## Given problem
Transcribe the entries that follow exactly as they appear, minus pictures.

## Material provided
■ ■ ■ ■ ■

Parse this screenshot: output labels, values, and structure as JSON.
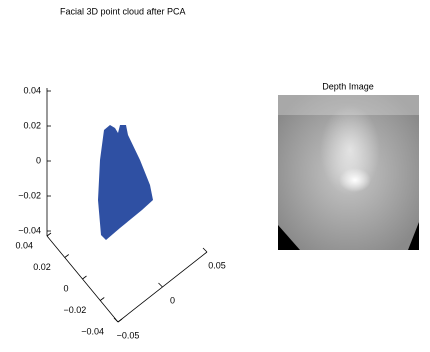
{
  "chart_data": [
    {
      "type": "scatter3d",
      "title": "Facial 3D point cloud after PCA",
      "color": "#2f50a3",
      "zlim": [
        -0.04,
        0.04
      ],
      "zticks": [
        0.04,
        0.02,
        0,
        {
          "value": -0.02,
          "label": "−0.02"
        },
        {
          "value": -0.04,
          "label": "−0.04"
        }
      ],
      "xlim": [
        -0.04,
        0.04
      ],
      "xticks": [
        0.04,
        0.02,
        0,
        {
          "value": -0.02,
          "label": "−0.02"
        },
        {
          "value": -0.04,
          "label": "−0.04"
        }
      ],
      "ylim": [
        -0.05,
        0.05
      ],
      "yticks": [
        {
          "value": -0.05,
          "label": "−0.05"
        },
        0,
        0.05
      ]
    },
    {
      "type": "image",
      "title": "Depth Image"
    }
  ]
}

■ ■ ■ ■ ■

## Result for this exercise
Parse this screenshot: output labels, values, and structure as JSON.
{
  "chart_data": [
    {
      "type": "scatter3d",
      "title": "Facial 3D point cloud after PCA",
      "color": "#2f50a3",
      "zlim": [
        -0.04,
        0.04
      ],
      "zticks": [
        0.04,
        0.02,
        0,
        {
          "value": -0.02,
          "label": "−0.02"
        },
        {
          "value": -0.04,
          "label": "−0.04"
        }
      ],
      "xlim": [
        -0.04,
        0.04
      ],
      "xticks": [
        0.04,
        0.02,
        0,
        {
          "value": -0.02,
          "label": "−0.02"
        },
        {
          "value": -0.04,
          "label": "−0.04"
        }
      ],
      "ylim": [
        -0.05,
        0.05
      ],
      "yticks": [
        {
          "value": -0.05,
          "label": "−0.05"
        },
        0,
        0.05
      ]
    },
    {
      "type": "image",
      "title": "Depth Image"
    }
  ]
}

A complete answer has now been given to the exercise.